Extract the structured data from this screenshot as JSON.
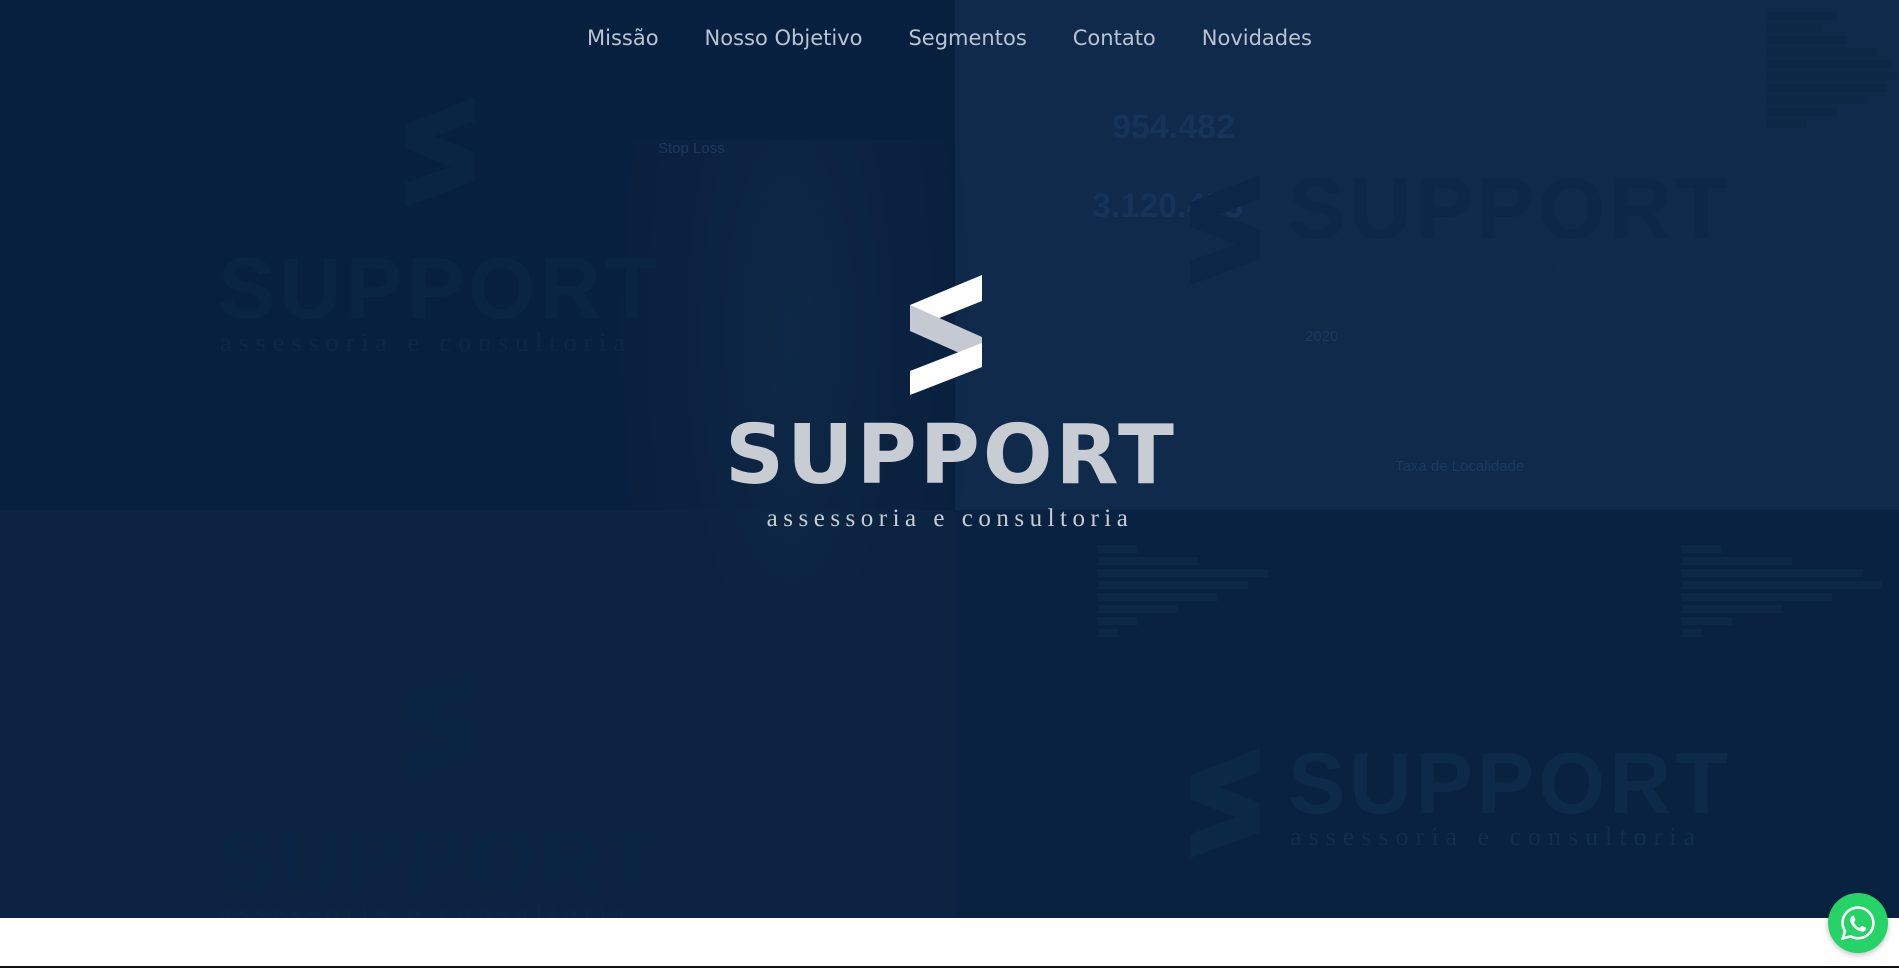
{
  "nav": {
    "items": [
      {
        "label": "Missão"
      },
      {
        "label": "Nosso Objetivo"
      },
      {
        "label": "Segmentos"
      },
      {
        "label": "Contato"
      },
      {
        "label": "Novidades"
      }
    ]
  },
  "hero": {
    "brand": "SUPPORT",
    "tagline": "assessoria e consultoria"
  },
  "background_dashboard": {
    "stats": [
      "Stop Loss",
      "954.482",
      "3.120.453",
      "2020",
      "Taxa de Localidade"
    ]
  },
  "whatsapp": {
    "icon": "whatsapp-icon",
    "color": "#25d366"
  },
  "colors": {
    "hero_bg": "#0b2240",
    "nav_text": "#b9c4d2",
    "logo": "#c8ccd3"
  }
}
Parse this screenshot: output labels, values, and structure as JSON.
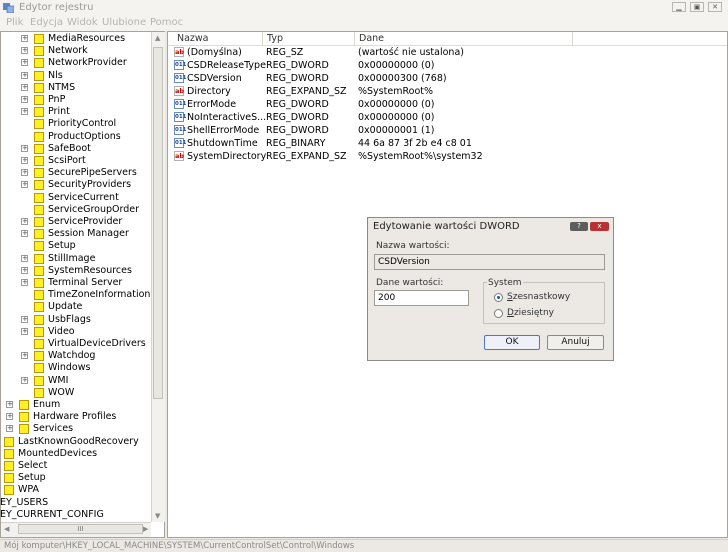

######

Your task is to repeat the material above exactly, without its pictures.

Extract the structured data from this screenshot as JSON.
{
  "nav": {
    "items": [
      {
        "label": "Missão"
      },
      {
        "label": "Nosso Objetivo"
      },
      {
        "label": "Segmentos"
      },
      {
        "label": "Contato"
      },
      {
        "label": "Novidades"
      }
    ]
  },
  "hero": {
    "brand": "SUPPORT",
    "tagline": "assessoria e consultoria"
  },
  "background_dashboard": {
    "stats": [
      "Stop Loss",
      "954.482",
      "3.120.453",
      "2020",
      "Taxa de Localidade"
    ]
  },
  "whatsapp": {
    "icon": "whatsapp-icon",
    "color": "#25d366"
  },
  "colors": {
    "hero_bg": "#0b2240",
    "nav_text": "#b9c4d2",
    "logo": "#c8ccd3"
  }
}
Parse this screenshot: output labels, values, and structure as JSON.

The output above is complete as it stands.